** start of Records for the task **
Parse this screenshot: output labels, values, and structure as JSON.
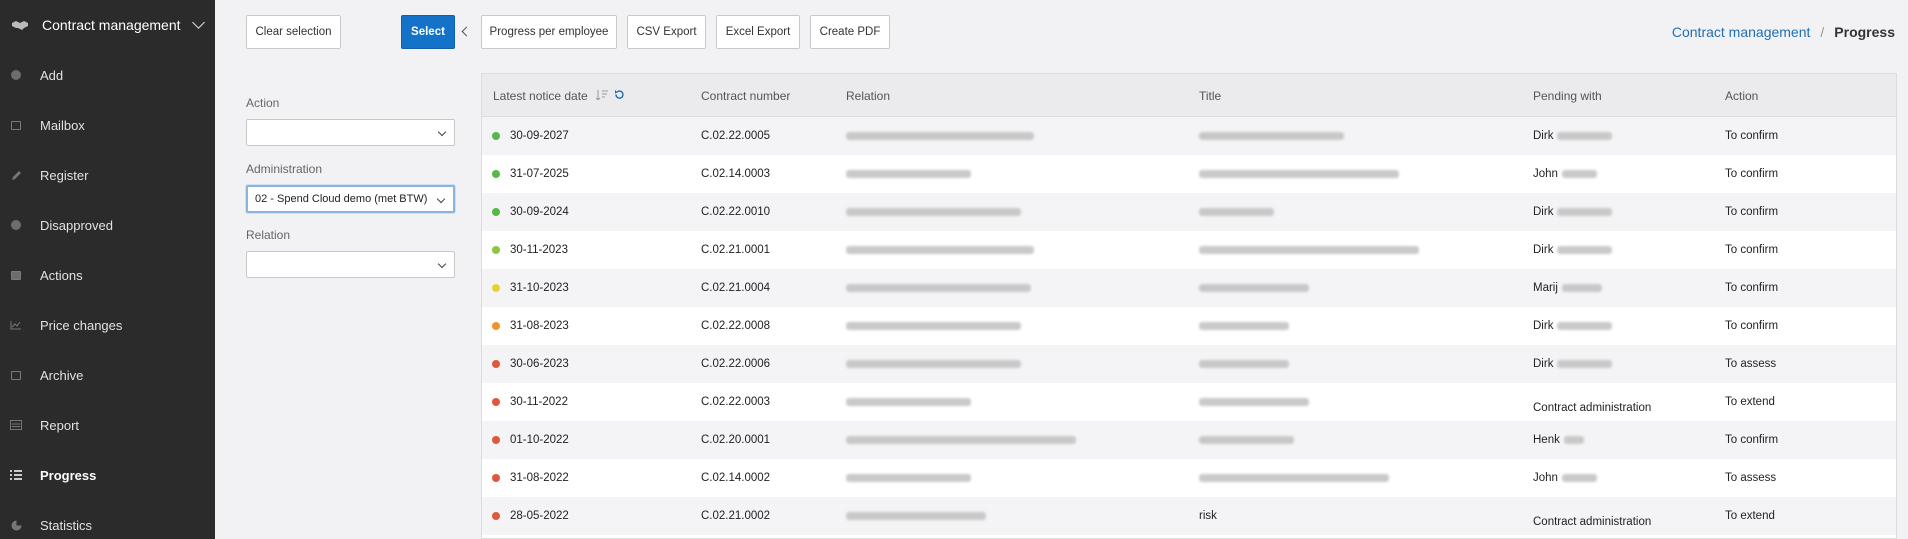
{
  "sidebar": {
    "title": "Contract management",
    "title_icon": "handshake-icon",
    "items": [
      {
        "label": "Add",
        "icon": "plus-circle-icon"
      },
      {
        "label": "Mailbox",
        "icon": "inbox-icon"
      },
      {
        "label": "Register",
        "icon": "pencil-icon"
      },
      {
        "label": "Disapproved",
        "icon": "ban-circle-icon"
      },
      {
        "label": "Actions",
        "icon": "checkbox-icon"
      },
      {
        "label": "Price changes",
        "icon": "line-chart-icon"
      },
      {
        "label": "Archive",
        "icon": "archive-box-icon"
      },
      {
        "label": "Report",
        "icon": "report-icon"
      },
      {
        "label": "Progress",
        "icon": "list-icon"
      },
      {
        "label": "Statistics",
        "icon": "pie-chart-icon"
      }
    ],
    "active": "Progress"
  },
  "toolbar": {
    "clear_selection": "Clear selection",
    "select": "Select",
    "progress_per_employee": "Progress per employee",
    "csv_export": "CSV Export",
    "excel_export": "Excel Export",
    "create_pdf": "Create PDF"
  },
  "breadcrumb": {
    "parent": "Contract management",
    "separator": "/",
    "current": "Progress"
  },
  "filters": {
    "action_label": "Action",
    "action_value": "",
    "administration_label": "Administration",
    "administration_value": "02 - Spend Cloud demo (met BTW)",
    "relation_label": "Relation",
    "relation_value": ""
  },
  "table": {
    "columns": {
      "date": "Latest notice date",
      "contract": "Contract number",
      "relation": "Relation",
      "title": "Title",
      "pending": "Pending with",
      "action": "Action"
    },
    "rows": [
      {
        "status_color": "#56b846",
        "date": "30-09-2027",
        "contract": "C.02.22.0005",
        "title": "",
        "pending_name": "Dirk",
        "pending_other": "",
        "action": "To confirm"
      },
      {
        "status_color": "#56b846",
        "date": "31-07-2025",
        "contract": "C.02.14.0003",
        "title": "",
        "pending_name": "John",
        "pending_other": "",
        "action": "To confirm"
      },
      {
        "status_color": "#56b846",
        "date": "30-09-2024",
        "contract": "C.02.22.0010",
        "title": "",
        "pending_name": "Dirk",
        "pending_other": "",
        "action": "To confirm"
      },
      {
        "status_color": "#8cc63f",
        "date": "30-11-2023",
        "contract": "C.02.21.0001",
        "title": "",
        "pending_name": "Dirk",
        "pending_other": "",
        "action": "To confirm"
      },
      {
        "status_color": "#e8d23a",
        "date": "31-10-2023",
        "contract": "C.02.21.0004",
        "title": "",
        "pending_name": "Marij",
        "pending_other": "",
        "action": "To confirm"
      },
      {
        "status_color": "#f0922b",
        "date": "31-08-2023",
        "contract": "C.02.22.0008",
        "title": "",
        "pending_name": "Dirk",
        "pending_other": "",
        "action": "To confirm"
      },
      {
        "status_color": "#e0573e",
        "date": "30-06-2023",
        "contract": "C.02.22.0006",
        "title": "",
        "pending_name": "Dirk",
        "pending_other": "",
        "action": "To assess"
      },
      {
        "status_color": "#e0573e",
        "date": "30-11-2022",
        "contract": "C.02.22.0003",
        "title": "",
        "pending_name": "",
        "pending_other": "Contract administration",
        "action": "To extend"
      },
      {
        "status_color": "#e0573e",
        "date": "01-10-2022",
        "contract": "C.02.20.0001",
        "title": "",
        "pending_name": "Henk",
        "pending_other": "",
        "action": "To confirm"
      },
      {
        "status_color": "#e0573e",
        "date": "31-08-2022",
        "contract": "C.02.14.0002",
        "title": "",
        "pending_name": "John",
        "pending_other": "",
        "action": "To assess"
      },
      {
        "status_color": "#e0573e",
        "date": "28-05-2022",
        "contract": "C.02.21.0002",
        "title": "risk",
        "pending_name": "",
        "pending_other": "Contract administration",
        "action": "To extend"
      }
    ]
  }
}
** end of Records for the task **
** start of Records for the task **
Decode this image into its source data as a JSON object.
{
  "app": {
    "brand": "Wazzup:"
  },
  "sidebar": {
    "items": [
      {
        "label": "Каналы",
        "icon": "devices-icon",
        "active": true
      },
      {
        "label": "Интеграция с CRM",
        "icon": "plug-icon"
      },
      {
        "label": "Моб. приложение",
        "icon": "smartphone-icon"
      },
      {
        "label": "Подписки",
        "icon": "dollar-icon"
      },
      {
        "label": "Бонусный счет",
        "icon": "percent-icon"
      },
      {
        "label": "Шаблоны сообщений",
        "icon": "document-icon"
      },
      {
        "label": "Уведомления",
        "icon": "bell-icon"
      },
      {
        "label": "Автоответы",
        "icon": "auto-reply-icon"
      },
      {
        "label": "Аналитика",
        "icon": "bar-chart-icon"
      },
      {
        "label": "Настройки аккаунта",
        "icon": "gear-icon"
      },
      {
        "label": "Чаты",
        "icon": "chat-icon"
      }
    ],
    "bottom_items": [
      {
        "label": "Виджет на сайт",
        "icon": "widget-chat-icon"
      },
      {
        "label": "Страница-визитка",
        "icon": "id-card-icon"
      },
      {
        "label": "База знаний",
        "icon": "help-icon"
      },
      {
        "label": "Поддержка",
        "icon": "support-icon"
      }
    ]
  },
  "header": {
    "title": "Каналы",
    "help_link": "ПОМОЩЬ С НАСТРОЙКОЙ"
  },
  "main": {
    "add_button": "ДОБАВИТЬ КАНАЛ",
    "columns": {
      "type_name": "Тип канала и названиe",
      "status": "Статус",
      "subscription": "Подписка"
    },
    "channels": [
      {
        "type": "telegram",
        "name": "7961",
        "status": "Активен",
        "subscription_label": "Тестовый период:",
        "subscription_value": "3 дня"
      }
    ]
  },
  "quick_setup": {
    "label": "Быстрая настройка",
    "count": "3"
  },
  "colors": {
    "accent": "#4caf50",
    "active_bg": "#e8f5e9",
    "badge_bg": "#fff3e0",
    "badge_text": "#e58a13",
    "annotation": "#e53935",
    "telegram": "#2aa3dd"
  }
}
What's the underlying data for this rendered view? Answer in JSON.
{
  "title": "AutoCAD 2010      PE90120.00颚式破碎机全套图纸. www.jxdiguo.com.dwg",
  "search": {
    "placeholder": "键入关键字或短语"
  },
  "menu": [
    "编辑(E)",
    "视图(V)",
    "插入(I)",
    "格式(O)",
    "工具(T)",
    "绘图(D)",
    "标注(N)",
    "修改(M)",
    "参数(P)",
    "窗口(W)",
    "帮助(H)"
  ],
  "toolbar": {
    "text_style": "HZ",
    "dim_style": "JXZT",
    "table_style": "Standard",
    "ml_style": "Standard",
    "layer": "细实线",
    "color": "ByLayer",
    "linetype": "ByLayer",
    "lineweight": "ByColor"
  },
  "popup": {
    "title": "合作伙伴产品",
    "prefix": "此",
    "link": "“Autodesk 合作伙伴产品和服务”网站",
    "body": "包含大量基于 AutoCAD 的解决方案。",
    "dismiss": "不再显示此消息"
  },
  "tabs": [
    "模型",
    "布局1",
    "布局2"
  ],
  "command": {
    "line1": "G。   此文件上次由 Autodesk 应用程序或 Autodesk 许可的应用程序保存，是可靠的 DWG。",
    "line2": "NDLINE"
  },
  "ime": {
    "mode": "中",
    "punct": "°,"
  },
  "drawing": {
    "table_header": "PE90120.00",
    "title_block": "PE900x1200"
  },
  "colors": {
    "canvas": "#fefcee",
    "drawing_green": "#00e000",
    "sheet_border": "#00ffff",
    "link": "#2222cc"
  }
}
** end of Records for the task **
** start of Records for the task **
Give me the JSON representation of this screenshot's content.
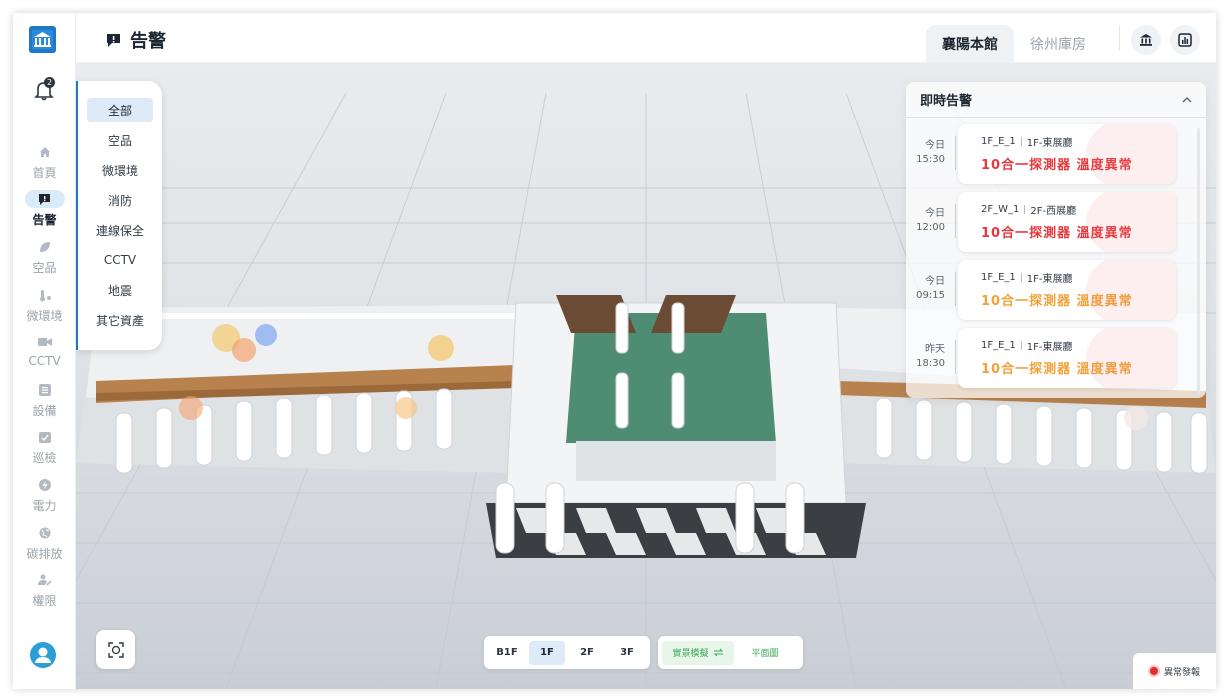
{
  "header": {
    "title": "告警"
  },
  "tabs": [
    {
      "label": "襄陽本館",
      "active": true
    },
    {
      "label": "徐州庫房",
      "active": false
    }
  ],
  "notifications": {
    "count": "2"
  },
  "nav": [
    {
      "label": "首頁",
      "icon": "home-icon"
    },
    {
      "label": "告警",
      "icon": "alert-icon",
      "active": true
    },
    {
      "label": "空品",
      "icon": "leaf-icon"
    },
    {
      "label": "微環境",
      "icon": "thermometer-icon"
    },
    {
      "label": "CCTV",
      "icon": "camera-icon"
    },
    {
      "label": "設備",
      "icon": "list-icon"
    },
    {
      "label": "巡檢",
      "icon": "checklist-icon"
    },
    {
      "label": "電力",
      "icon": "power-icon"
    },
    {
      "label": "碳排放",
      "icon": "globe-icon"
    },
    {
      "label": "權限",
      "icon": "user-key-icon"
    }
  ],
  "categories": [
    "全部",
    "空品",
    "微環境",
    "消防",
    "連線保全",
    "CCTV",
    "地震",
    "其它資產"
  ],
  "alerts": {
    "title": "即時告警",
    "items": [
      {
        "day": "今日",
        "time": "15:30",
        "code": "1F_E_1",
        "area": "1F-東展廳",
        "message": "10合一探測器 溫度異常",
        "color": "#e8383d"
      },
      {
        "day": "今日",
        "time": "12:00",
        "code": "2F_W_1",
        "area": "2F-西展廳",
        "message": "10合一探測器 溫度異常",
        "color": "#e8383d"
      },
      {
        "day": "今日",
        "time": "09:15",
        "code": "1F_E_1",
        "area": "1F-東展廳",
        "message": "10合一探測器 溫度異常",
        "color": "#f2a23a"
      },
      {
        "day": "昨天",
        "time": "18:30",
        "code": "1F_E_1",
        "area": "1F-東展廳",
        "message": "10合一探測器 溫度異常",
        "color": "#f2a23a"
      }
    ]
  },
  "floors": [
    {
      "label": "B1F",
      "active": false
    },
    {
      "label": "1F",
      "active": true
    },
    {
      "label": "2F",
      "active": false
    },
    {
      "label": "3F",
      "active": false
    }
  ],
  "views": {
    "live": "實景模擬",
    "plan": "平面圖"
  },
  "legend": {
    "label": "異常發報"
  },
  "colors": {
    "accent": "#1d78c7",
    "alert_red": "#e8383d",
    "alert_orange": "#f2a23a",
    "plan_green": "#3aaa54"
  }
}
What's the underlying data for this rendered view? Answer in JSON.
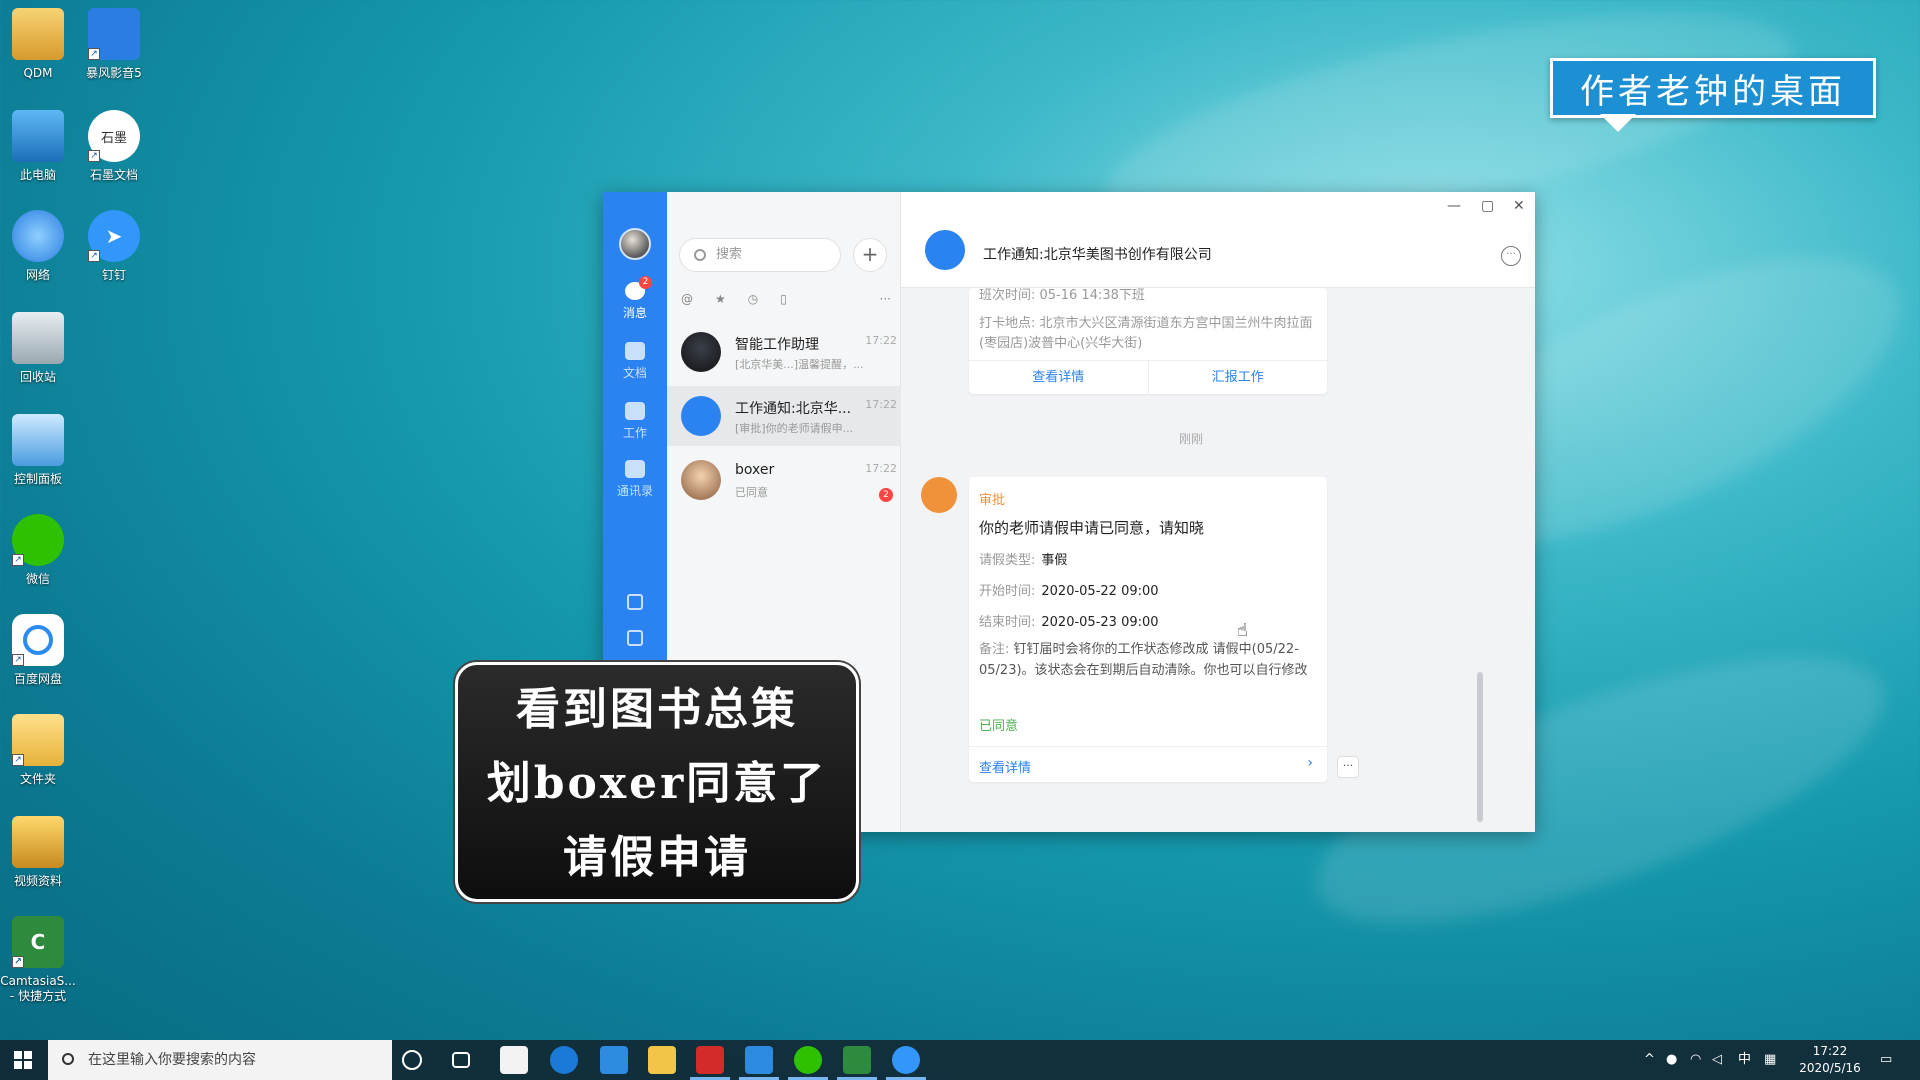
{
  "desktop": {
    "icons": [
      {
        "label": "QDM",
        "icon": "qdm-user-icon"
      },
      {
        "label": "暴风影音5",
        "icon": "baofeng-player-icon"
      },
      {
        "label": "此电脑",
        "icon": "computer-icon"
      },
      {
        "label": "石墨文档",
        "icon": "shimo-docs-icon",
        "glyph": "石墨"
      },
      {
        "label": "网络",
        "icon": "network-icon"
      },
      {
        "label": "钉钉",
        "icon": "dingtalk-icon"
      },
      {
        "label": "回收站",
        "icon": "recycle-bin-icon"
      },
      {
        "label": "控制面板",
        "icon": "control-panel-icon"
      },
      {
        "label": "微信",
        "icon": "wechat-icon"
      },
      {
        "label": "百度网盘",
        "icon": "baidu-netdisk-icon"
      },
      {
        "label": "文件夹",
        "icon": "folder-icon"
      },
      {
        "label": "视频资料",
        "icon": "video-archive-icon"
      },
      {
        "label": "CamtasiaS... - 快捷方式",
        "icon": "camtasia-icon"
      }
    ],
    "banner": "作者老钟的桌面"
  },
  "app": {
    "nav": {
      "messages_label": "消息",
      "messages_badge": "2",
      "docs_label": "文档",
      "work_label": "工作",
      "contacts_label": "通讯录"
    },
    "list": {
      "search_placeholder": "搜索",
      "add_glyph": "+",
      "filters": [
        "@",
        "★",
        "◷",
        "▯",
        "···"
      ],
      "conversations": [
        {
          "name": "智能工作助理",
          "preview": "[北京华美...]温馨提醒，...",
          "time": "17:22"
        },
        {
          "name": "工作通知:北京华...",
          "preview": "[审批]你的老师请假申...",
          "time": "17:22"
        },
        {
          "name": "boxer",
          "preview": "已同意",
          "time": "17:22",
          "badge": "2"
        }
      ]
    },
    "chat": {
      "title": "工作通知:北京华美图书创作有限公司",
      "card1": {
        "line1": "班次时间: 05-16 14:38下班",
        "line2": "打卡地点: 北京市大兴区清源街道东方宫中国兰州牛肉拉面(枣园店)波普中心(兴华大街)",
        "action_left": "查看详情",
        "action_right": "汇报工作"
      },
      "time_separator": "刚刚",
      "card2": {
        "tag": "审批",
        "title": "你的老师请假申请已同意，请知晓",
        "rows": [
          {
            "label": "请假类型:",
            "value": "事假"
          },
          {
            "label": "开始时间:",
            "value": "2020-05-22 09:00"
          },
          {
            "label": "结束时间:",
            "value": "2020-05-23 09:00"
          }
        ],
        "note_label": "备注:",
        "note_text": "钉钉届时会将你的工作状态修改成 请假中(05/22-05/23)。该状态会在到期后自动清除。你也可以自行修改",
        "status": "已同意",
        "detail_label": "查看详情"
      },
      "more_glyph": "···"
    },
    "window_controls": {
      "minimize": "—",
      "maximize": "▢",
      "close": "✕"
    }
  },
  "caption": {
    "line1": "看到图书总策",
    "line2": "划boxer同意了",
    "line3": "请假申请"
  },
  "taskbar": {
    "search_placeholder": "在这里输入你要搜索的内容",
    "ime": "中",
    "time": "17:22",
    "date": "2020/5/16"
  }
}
** end of Records for the task **
Search the listing for the string "preview". Copy each line where it turns up.

          "preview": "[北京华美...]温馨提醒，...",
          "preview": "[审批]你的老师请假申...",
          "preview": "已同意",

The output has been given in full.